### EXERCISE
Among the entries below, count the lines that contain the word "easy". Write down only the total.

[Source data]
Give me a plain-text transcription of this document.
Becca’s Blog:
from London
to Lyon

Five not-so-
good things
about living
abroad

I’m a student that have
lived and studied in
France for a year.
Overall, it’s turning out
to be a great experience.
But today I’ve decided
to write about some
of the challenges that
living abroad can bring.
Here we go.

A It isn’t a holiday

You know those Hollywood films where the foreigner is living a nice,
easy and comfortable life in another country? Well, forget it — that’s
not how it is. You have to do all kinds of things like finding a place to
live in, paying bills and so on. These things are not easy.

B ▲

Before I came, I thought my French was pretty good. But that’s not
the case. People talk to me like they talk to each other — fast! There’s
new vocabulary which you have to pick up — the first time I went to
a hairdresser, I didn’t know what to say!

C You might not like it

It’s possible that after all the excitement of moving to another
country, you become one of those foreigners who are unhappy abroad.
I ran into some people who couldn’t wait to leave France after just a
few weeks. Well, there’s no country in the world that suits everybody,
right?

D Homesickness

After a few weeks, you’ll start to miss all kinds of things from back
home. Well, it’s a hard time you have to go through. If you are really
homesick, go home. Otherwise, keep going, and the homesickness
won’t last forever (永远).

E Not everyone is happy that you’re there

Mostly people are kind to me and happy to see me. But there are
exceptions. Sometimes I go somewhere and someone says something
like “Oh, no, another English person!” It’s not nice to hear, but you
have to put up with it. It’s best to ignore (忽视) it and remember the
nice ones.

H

==

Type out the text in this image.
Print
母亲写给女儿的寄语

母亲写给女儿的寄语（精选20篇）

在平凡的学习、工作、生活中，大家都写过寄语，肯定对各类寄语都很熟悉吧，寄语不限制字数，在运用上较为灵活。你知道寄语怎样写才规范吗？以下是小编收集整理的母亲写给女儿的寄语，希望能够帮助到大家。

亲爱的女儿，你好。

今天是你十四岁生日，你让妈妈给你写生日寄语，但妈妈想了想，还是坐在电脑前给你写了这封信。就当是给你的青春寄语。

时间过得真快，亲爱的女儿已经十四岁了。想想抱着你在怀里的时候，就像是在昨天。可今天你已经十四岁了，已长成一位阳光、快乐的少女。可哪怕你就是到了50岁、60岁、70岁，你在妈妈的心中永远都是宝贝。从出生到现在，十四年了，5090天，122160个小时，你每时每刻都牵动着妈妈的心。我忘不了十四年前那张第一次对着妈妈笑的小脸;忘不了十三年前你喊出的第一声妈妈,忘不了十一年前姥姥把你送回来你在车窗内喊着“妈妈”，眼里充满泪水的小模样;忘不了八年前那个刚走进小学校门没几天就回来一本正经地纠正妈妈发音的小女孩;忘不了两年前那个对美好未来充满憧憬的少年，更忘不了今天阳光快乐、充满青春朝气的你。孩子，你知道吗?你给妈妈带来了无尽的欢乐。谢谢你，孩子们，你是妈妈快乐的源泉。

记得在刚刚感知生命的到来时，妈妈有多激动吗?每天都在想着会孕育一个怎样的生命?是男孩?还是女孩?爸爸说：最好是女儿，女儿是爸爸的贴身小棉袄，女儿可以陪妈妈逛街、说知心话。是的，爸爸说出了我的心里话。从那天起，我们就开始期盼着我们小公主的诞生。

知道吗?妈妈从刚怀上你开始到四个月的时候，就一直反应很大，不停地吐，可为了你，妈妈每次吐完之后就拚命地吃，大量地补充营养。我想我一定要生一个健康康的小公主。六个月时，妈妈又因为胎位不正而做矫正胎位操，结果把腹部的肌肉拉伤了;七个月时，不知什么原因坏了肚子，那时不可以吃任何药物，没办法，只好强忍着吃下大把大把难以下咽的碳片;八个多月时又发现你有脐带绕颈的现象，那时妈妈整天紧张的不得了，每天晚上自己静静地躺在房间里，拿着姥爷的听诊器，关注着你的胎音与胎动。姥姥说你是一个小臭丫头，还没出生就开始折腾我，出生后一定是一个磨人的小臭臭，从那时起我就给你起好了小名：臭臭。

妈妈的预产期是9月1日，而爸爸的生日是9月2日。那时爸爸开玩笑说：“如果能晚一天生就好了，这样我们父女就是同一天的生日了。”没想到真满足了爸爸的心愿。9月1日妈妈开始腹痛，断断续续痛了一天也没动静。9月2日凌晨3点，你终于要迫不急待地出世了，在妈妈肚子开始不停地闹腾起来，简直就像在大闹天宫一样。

### REPLY TO THE TASK
2